§ RECORDS FOR THIS EXERCISE
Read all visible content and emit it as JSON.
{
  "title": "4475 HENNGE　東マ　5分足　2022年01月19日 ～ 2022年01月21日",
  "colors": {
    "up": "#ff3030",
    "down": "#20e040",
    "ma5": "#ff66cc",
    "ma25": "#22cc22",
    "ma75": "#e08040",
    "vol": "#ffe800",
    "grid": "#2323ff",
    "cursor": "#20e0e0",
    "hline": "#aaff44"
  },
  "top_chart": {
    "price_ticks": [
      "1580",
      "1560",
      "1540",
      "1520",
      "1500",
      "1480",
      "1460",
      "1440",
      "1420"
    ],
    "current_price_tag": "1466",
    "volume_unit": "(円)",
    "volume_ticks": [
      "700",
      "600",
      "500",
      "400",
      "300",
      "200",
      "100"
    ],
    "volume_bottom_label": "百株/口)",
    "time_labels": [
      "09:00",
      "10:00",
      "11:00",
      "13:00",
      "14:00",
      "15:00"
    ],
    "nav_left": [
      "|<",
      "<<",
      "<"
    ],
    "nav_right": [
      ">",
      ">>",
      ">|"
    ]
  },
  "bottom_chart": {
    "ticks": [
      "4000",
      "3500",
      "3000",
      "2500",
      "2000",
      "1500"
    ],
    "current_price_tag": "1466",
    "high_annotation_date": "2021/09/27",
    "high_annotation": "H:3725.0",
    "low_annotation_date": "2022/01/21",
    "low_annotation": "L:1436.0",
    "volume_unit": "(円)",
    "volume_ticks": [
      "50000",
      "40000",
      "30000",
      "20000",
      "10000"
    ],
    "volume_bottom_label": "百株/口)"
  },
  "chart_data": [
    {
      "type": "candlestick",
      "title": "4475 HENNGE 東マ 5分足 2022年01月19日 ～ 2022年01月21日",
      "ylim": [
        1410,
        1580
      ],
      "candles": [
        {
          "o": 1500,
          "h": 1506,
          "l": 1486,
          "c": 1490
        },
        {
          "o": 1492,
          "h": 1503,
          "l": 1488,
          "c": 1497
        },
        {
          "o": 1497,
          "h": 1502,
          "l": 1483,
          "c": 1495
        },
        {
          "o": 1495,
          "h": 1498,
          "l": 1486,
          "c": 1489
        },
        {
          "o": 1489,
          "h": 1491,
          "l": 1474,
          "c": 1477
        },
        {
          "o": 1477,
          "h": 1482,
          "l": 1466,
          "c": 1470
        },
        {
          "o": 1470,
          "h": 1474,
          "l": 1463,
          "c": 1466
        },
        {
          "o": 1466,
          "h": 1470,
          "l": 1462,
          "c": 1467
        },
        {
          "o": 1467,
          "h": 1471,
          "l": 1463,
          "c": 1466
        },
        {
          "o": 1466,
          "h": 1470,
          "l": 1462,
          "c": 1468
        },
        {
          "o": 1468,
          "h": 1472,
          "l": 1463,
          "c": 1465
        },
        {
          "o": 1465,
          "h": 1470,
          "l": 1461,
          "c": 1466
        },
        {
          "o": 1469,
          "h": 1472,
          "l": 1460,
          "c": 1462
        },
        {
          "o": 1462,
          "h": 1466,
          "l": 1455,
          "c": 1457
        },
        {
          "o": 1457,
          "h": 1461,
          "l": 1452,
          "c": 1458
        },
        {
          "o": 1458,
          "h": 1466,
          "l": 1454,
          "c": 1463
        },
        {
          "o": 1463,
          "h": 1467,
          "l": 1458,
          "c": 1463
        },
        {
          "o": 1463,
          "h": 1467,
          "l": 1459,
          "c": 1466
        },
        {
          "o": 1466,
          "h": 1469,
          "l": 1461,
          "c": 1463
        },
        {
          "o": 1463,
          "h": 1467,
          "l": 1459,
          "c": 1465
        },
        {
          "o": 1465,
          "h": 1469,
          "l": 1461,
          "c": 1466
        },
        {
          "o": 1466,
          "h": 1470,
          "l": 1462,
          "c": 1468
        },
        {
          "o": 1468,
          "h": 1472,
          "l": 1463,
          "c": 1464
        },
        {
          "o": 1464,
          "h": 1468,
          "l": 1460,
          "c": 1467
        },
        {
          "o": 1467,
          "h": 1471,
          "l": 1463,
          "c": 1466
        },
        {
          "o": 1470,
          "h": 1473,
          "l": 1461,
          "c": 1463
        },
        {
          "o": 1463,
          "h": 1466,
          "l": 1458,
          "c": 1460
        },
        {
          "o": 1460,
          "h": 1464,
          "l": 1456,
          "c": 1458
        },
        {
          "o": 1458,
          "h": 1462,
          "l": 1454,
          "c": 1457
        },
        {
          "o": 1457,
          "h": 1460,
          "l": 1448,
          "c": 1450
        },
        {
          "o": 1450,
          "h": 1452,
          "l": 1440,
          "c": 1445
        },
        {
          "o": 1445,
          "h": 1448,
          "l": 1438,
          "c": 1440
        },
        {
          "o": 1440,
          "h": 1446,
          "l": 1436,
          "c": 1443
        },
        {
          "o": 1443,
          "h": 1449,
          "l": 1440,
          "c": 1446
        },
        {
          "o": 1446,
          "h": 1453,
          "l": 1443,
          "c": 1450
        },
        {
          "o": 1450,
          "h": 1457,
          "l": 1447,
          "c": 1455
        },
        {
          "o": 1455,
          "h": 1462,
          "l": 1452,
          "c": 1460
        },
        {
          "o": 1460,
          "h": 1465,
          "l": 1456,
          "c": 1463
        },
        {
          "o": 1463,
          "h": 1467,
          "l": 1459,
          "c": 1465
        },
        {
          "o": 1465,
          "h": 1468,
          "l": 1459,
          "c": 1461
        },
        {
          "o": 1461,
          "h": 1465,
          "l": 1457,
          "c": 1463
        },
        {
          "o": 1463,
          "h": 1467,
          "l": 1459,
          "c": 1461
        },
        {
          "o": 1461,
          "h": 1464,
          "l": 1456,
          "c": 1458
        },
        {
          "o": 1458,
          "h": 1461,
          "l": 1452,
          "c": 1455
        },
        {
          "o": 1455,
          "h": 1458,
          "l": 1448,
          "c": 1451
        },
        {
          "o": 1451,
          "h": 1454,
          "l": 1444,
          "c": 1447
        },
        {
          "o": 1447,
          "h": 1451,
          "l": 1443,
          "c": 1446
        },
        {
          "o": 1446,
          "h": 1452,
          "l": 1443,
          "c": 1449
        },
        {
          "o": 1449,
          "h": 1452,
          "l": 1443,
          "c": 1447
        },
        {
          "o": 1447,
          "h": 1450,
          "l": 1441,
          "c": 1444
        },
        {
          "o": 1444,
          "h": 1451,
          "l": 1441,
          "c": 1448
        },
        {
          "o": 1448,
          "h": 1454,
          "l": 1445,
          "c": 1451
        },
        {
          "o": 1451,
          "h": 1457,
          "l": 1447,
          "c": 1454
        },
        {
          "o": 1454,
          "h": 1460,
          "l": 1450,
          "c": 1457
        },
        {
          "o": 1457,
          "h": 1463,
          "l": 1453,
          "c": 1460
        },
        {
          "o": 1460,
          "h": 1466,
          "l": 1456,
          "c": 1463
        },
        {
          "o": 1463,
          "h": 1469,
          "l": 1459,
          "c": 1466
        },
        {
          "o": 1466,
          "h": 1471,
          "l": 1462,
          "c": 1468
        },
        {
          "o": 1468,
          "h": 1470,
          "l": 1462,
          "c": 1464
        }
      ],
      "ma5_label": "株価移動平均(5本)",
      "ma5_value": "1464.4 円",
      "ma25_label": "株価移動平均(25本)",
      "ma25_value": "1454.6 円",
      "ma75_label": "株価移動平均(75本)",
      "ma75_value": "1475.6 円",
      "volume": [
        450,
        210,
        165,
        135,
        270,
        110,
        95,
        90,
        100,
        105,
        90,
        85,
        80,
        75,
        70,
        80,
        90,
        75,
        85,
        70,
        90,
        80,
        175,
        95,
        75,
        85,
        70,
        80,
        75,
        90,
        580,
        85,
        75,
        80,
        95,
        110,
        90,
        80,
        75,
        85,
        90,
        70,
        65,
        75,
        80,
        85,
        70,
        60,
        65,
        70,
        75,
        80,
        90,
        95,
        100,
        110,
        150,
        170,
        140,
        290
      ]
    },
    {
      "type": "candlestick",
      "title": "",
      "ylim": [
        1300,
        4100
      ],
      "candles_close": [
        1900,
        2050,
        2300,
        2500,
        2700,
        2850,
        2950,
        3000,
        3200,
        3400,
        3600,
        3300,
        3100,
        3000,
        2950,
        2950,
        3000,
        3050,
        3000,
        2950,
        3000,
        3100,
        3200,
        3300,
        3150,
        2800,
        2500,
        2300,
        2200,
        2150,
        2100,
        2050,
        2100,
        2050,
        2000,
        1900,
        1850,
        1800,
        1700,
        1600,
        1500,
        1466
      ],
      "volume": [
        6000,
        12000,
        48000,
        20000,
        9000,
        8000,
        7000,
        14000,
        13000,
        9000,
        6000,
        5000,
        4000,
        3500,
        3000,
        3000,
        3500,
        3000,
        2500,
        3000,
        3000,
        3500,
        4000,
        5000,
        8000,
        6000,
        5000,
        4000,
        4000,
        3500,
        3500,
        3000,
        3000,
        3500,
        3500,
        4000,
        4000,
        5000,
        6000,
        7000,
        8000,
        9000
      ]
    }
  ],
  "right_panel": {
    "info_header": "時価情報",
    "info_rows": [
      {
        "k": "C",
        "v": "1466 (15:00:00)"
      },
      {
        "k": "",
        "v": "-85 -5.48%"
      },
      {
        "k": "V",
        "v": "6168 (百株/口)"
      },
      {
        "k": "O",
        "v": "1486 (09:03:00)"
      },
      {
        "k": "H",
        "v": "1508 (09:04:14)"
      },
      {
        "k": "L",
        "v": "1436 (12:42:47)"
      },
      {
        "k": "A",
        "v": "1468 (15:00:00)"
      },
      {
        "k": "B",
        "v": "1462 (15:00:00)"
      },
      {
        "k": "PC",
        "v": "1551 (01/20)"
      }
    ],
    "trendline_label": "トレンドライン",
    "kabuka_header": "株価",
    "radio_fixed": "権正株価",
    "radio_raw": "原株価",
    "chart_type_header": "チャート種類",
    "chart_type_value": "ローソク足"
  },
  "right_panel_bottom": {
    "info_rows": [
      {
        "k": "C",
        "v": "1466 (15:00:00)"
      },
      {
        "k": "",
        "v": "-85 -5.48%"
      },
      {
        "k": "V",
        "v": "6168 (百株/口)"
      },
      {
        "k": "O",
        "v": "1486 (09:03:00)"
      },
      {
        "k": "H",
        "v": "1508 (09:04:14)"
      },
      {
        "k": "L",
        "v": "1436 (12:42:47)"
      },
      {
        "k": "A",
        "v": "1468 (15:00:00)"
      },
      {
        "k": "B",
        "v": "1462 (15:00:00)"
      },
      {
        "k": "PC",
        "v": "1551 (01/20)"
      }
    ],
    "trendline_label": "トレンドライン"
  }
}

§ EXERCISE
Of the lines in this listing, how many contain "株価移動平均"? Reply with the number and nothing more.

§ REPLY TO THE EXERCISE
3